_WHAT THIS TASK INVOLVES_
Wherever a line in the data below holds "Coldest", copy that line.
* Start DATA FOR THE TASK *
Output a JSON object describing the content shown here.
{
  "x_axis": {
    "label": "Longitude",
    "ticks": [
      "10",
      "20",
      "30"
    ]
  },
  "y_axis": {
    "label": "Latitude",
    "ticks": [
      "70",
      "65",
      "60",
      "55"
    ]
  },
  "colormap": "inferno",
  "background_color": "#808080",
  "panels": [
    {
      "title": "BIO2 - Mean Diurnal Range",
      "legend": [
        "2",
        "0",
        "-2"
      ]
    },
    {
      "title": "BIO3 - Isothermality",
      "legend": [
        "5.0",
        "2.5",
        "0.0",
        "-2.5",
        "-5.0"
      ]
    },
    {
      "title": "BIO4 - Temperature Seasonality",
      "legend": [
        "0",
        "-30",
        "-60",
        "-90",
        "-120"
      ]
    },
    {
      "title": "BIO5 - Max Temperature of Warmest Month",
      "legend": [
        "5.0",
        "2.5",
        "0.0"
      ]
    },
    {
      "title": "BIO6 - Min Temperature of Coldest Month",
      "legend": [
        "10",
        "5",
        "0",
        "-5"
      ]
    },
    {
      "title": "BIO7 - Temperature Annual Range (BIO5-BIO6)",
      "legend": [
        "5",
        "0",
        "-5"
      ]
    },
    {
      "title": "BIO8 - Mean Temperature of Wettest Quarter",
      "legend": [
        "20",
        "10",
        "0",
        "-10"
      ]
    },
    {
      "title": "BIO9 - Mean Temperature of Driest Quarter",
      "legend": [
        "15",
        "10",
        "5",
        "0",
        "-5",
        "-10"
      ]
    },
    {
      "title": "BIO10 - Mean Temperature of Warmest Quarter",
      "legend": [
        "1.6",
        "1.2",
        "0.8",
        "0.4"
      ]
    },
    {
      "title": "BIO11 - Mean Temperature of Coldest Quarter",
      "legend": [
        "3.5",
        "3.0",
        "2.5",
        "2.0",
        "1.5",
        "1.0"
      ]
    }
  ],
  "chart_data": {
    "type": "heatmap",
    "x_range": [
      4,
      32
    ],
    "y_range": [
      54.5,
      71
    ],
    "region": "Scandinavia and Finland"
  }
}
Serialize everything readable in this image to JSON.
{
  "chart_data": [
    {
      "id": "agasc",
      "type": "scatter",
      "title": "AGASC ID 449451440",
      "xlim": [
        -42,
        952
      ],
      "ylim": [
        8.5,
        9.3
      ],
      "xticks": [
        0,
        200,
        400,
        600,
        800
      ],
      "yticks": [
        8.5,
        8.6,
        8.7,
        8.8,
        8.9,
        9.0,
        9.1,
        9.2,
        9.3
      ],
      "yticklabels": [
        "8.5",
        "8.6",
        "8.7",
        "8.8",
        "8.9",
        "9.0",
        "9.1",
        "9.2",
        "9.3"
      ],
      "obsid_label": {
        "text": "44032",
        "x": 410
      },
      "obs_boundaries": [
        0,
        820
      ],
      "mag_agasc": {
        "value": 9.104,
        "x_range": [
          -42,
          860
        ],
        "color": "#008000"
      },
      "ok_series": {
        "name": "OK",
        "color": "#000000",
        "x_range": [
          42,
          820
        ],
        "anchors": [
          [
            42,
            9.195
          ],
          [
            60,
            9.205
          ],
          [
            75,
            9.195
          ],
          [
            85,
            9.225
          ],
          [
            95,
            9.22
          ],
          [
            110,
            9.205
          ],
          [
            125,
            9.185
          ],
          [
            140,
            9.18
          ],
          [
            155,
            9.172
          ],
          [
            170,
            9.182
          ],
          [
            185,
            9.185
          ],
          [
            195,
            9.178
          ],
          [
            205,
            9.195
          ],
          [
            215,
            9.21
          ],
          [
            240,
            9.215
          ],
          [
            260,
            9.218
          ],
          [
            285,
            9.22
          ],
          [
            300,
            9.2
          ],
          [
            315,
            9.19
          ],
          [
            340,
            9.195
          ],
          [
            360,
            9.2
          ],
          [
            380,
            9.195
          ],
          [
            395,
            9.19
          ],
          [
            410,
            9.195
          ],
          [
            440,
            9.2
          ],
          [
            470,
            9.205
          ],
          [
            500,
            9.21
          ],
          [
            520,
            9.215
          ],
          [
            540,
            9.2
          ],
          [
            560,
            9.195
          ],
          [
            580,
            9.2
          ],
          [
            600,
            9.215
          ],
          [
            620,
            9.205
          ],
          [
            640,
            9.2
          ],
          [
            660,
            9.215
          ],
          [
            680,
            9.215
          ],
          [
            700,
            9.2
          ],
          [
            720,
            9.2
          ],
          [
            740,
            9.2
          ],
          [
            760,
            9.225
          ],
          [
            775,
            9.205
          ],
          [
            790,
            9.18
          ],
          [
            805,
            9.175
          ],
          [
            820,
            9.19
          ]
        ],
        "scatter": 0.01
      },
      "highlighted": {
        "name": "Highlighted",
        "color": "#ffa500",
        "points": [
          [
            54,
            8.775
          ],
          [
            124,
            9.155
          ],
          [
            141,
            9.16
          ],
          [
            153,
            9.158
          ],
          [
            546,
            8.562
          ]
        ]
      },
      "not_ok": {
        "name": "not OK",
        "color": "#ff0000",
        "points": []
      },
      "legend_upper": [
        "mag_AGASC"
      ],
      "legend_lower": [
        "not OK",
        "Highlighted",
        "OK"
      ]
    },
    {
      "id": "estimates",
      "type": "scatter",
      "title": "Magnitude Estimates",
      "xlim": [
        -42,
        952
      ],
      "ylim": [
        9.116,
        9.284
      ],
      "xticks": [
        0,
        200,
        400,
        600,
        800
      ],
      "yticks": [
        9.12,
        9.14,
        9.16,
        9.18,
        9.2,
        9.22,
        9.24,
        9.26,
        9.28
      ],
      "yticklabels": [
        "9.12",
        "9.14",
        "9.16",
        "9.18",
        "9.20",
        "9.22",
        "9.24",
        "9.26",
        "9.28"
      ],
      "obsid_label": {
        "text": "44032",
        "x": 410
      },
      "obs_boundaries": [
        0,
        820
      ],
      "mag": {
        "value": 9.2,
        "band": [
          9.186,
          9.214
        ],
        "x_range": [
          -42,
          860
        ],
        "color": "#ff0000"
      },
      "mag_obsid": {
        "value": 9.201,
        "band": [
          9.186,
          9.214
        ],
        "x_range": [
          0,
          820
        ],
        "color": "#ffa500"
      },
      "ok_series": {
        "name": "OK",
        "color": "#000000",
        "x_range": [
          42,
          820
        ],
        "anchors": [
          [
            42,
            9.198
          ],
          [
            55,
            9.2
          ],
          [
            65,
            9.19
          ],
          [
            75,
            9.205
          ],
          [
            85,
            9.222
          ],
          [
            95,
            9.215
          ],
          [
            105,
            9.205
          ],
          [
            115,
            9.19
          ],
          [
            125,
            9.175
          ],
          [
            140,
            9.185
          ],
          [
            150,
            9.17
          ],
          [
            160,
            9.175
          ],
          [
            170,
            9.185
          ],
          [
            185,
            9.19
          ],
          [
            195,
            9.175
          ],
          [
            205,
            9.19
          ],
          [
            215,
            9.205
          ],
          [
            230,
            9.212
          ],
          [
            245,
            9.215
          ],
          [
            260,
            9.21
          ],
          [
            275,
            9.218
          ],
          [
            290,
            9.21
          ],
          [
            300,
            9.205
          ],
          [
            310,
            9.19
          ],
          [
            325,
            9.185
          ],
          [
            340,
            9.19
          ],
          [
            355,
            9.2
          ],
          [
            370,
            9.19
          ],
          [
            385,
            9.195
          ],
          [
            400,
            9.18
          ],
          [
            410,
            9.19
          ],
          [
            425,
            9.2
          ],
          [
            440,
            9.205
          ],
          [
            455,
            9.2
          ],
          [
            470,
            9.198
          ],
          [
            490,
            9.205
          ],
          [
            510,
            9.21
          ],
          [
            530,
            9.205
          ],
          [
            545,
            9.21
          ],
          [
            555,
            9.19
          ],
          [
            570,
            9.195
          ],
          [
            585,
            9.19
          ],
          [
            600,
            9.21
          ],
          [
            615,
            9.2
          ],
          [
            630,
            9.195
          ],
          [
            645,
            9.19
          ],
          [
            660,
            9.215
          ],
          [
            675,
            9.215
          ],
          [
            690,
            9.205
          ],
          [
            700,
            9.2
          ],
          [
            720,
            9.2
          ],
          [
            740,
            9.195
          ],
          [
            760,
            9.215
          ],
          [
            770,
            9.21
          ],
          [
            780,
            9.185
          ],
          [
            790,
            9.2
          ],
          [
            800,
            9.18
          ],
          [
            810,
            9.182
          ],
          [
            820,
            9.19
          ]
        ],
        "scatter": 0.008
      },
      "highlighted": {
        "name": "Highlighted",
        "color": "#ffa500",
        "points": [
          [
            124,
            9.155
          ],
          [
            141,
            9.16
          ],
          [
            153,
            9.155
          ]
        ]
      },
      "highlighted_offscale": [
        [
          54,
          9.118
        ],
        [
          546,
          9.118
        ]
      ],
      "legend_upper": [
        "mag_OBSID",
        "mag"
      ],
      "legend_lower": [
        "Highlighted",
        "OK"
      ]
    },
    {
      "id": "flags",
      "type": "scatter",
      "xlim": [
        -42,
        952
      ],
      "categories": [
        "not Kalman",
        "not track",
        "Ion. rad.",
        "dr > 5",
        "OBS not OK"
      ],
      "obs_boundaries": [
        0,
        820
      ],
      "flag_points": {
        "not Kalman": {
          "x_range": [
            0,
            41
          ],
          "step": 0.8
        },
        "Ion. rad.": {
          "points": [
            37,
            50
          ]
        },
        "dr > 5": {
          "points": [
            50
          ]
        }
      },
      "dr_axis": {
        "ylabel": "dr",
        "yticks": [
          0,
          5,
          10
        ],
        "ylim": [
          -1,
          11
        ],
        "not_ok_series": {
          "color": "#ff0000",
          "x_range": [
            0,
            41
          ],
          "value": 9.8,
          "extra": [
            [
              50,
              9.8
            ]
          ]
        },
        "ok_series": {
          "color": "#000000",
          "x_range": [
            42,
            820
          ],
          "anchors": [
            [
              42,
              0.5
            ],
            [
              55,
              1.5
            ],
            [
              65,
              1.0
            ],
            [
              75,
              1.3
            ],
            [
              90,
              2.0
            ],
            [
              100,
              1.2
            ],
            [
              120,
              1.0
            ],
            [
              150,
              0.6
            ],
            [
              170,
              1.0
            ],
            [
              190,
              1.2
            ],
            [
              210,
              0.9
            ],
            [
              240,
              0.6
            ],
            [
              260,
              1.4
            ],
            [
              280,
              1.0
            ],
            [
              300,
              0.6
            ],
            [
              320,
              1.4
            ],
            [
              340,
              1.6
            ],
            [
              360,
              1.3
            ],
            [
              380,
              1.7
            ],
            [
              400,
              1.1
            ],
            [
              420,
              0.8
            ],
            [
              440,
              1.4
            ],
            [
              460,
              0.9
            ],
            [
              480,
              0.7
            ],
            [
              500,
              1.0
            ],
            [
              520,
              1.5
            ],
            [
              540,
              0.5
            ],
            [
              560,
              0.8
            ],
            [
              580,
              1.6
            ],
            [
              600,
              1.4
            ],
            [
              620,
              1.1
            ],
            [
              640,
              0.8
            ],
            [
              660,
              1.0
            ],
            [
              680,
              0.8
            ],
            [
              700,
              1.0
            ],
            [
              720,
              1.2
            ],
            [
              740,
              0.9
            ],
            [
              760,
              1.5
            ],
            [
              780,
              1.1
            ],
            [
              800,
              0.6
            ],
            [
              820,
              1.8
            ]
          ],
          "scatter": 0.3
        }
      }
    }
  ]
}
* End DATA FOR THE TASK *
_RESPONSE TO THE TASK_
      "title": "BIO6 - Min Temperature of Coldest Month",
      "title": "BIO11 - Mean Temperature of Coldest Quarter",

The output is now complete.